[Stored dataset items]

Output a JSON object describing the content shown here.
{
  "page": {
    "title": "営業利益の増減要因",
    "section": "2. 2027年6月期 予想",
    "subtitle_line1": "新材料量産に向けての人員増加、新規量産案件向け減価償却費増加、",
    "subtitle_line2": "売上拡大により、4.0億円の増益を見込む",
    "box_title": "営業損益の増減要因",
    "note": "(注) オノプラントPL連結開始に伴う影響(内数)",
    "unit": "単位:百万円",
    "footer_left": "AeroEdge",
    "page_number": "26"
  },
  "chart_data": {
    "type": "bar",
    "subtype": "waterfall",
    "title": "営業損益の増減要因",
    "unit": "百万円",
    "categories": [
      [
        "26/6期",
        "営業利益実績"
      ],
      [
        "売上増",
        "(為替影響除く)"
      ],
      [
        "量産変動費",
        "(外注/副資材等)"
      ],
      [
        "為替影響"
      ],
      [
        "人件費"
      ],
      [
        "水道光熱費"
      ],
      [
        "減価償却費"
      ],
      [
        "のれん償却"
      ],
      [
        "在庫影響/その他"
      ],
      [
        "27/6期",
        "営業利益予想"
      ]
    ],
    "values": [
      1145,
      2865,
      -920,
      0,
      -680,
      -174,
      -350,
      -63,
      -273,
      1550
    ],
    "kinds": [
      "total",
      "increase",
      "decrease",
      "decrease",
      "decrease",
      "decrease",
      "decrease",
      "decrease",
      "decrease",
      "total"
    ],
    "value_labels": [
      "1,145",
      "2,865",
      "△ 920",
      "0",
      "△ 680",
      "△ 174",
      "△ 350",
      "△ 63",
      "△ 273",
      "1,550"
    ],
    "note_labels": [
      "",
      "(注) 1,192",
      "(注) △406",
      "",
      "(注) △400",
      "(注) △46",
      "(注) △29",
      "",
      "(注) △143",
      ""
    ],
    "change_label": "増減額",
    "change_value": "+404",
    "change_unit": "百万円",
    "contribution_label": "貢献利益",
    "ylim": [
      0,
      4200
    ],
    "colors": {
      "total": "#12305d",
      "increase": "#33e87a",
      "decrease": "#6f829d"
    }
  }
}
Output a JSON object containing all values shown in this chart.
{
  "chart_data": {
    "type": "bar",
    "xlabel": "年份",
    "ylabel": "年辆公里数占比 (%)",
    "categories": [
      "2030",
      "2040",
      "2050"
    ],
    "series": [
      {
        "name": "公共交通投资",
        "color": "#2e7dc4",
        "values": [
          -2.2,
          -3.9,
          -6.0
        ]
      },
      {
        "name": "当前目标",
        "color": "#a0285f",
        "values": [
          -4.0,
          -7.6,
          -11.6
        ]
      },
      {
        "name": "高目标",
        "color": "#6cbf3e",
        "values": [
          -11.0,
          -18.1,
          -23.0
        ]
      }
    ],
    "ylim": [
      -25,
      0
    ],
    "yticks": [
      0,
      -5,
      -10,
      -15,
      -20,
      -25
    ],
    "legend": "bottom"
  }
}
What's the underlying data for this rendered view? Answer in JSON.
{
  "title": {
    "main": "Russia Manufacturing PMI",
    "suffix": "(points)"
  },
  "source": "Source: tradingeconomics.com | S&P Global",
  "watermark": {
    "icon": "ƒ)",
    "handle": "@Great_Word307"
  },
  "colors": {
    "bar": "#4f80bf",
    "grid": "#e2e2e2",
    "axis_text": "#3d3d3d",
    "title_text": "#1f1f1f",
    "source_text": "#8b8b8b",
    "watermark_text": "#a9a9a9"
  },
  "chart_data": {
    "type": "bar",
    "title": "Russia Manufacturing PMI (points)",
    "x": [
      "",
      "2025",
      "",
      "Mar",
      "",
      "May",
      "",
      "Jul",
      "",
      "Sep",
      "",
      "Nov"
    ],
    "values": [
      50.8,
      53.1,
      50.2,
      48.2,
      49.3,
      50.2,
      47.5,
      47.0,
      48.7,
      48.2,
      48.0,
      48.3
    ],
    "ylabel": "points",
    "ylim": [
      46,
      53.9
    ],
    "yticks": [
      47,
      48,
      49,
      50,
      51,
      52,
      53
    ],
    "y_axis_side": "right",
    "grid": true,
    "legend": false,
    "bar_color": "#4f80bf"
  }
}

| WHAT THE TASK REQUIRES |
All of the material above needs to be copied exactly.

| SOLUTION FOR THIS TASK |
Output a JSON object describing the content shown here.
{
  "page": {
    "title": "営業利益の増減要因",
    "section": "2. 2027年6月期 予想",
    "subtitle_line1": "新材料量産に向けての人員増加、新規量産案件向け減価償却費増加、",
    "subtitle_line2": "売上拡大により、4.0億円の増益を見込む",
    "box_title": "営業損益の増減要因",
    "note": "(注) オノプラントPL連結開始に伴う影響(内数)",
    "unit": "単位:百万円",
    "footer_left": "AeroEdge",
    "page_number": "26"
  },
  "chart_data": {
    "type": "bar",
    "subtype": "waterfall",
    "title": "営業損益の増減要因",
    "unit": "百万円",
    "categories": [
      [
        "26/6期",
        "営業利益実績"
      ],
      [
        "売上増",
        "(為替影響除く)"
      ],
      [
        "量産変動費",
        "(外注/副資材等)"
      ],
      [
        "為替影響"
      ],
      [
        "人件費"
      ],
      [
        "水道光熱費"
      ],
      [
        "減価償却費"
      ],
      [
        "のれん償却"
      ],
      [
        "在庫影響/その他"
      ],
      [
        "27/6期",
        "営業利益予想"
      ]
    ],
    "values": [
      1145,
      2865,
      -920,
      0,
      -680,
      -174,
      -350,
      -63,
      -273,
      1550
    ],
    "kinds": [
      "total",
      "increase",
      "decrease",
      "decrease",
      "decrease",
      "decrease",
      "decrease",
      "decrease",
      "decrease",
      "total"
    ],
    "value_labels": [
      "1,145",
      "2,865",
      "△ 920",
      "0",
      "△ 680",
      "△ 174",
      "△ 350",
      "△ 63",
      "△ 273",
      "1,550"
    ],
    "note_labels": [
      "",
      "(注) 1,192",
      "(注) △406",
      "",
      "(注) △400",
      "(注) △46",
      "(注) △29",
      "",
      "(注) △143",
      ""
    ],
    "change_label": "増減額",
    "change_value": "+404",
    "change_unit": "百万円",
    "contribution_label": "貢献利益",
    "ylim": [
      0,
      4200
    ],
    "colors": {
      "total": "#12305d",
      "increase": "#33e87a",
      "decrease": "#6f829d"
    }
  }
}
Output a JSON object containing all values shown in this chart.
{
  "chart_data": {
    "type": "bar",
    "xlabel": "年份",
    "ylabel": "年辆公里数占比 (%)",
    "categories": [
      "2030",
      "2040",
      "2050"
    ],
    "series": [
      {
        "name": "公共交通投资",
        "color": "#2e7dc4",
        "values": [
          -2.2,
          -3.9,
          -6.0
        ]
      },
      {
        "name": "当前目标",
        "color": "#a0285f",
        "values": [
          -4.0,
          -7.6,
          -11.6
        ]
      },
      {
        "name": "高目标",
        "color": "#6cbf3e",
        "values": [
          -11.0,
          -18.1,
          -23.0
        ]
      }
    ],
    "ylim": [
      -25,
      0
    ],
    "yticks": [
      0,
      -5,
      -10,
      -15,
      -20,
      -25
    ],
    "legend": "bottom"
  }
}
What's the underlying data for this rendered view? Answer in JSON.
{
  "title": {
    "main": "Russia Manufacturing PMI",
    "suffix": "(points)"
  },
  "source": "Source: tradingeconomics.com | S&P Global",
  "watermark": {
    "icon": "ƒ)",
    "handle": "@Great_Word307"
  },
  "colors": {
    "bar": "#4f80bf",
    "grid": "#e2e2e2",
    "axis_text": "#3d3d3d",
    "title_text": "#1f1f1f",
    "source_text": "#8b8b8b",
    "watermark_text": "#a9a9a9"
  },
  "chart_data": {
    "type": "bar",
    "title": "Russia Manufacturing PMI (points)",
    "x": [
      "",
      "2025",
      "",
      "Mar",
      "",
      "May",
      "",
      "Jul",
      "",
      "Sep",
      "",
      "Nov"
    ],
    "values": [
      50.8,
      53.1,
      50.2,
      48.2,
      49.3,
      50.2,
      47.5,
      47.0,
      48.7,
      48.2,
      48.0,
      48.3
    ],
    "ylabel": "points",
    "ylim": [
      46,
      53.9
    ],
    "yticks": [
      47,
      48,
      49,
      50,
      51,
      52,
      53
    ],
    "y_axis_side": "right",
    "grid": true,
    "legend": false,
    "bar_color": "#4f80bf"
  }
}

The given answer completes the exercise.